◆ Directions ◆
Each line containing the word "与诗的成功相若" must be reported.

◆ Records shown ◆
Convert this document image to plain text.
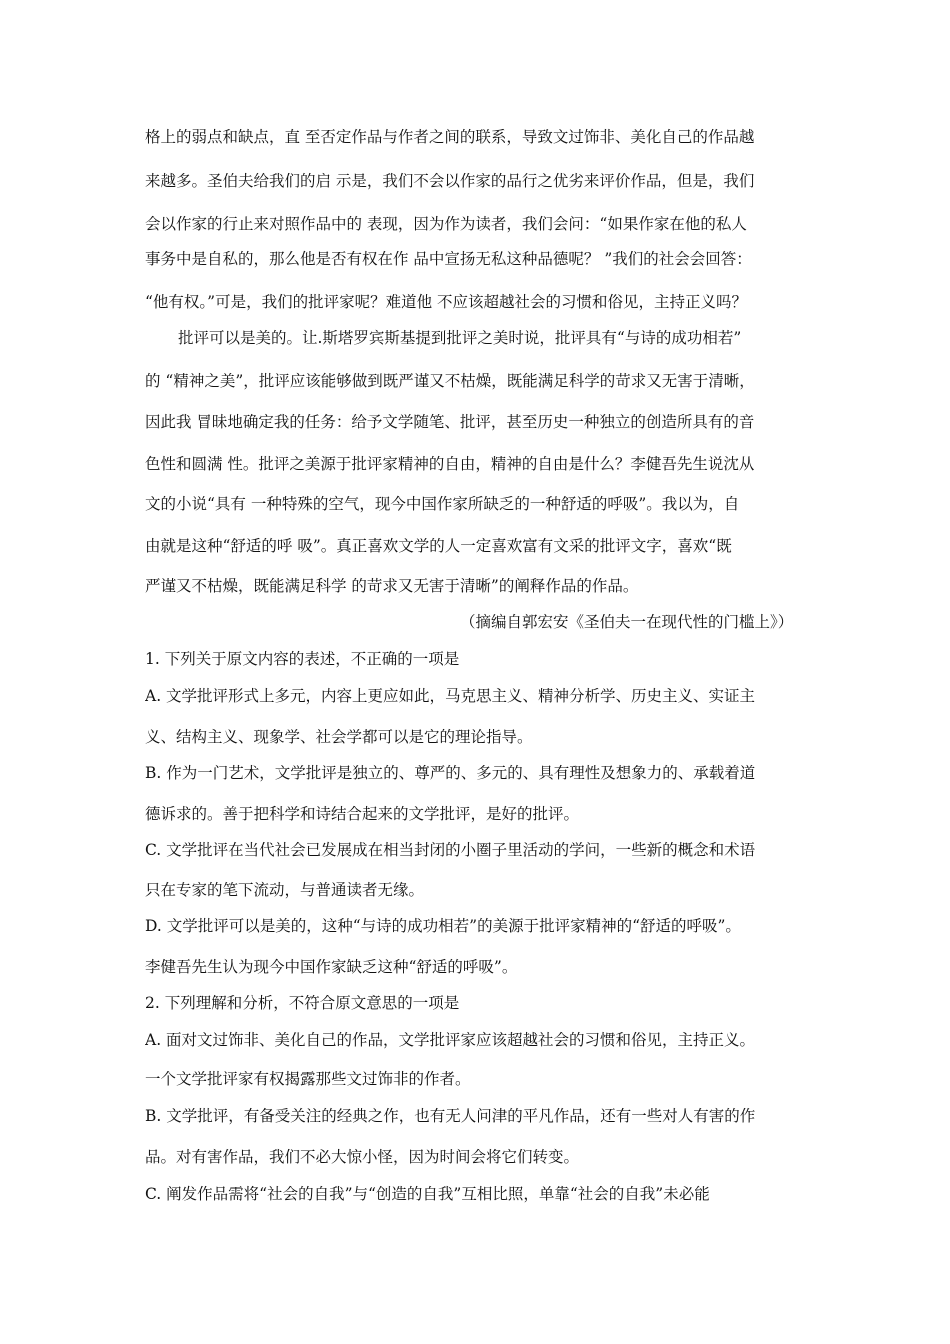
格上的弱点和缺点，直 至否定作品与作者之间的联系，导致文过饰非、美化自己的作品越
来越多。圣伯夫给我们的启 示是，我们不会以作家的品行之优劣来评价作品，但是，我们
会以作家的行止来对照作品中的 表现，因为作为读者，我们会问：“如果作家在他的私人
事务中是自私的，那么他是否有权在作 品中宣扬无私这种品德呢？ ”我们的社会会回答：
“他有权。”可是，我们的批评家呢？难道他 不应该超越社会的习惯和俗见，主持正义吗？
批评可以是美的。让.斯塔罗宾斯基提到批评之美时说，批评具有“与诗的成功相若”
的 “精神之美”，批评应该能够做到既严谨又不枯燥，既能满足科学的苛求又无害于清晰，
因此我 冒昧地确定我的任务：给予文学随笔、批评，甚至历史一种独立的创造所具有的音
色性和圆满 性。批评之美源于批评家精神的自由，精神的自由是什么？李健吾先生说沈从
文的小说“具有 一种特殊的空气，现今中国作家所缺乏的一种舒适的呼吸”。我以为，自
由就是这种“舒适的呼 吸”。真正喜欢文学的人一定喜欢富有文采的批评文字，喜欢“既
严谨又不枯燥，既能满足科学 的苛求又无害于清晰”的阐释作品的作品。
（摘编自郭宏安《圣伯夫一在现代性的门槛上》）
1. 下列关于原文内容的表述，不正确的一项是
A. 文学批评形式上多元，内容上更应如此，马克思主义、精神分析学、历史主义、实证主
义、结构主义、现象学、社会学都可以是它的理论指导。
B. 作为一门艺术，文学批评是独立的、尊严的、多元的、具有理性及想象力的、承载着道
德诉求的。善于把科学和诗结合起来的文学批评，是好的批评。
C. 文学批评在当代社会已发展成在相当封闭的小圈子里活动的学问，一些新的概念和术语
只在专家的笔下流动，与普通读者无缘。
D. 文学批评可以是美的，这种“与诗的成功相若”的美源于批评家精神的“舒适的呼吸”。
李健吾先生认为现今中国作家缺乏这种“舒适的呼吸”。
2. 下列理解和分析，不符合原文意思的一项是
A. 面对文过饰非、美化自己的作品，文学批评家应该超越社会的习惯和俗见，主持正义。
一个文学批评家有权揭露那些文过饰非的作者。
B. 文学批评，有备受关注的经典之作，也有无人问津的平凡作品，还有一些对人有害的作
品。对有害作品，我们不必大惊小怪，因为时间会将它们转变。
C. 阐发作品需将“社会的自我”与“创造的自我”互相比照，单靠“社会的自我”未必能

◆ Exercise response ◆
批评可以是美的。让.斯塔罗宾斯基提到批评之美时说，批评具有“与诗的成功相若”
D. 文学批评可以是美的，这种“与诗的成功相若”的美源于批评家精神的“舒适的呼吸”。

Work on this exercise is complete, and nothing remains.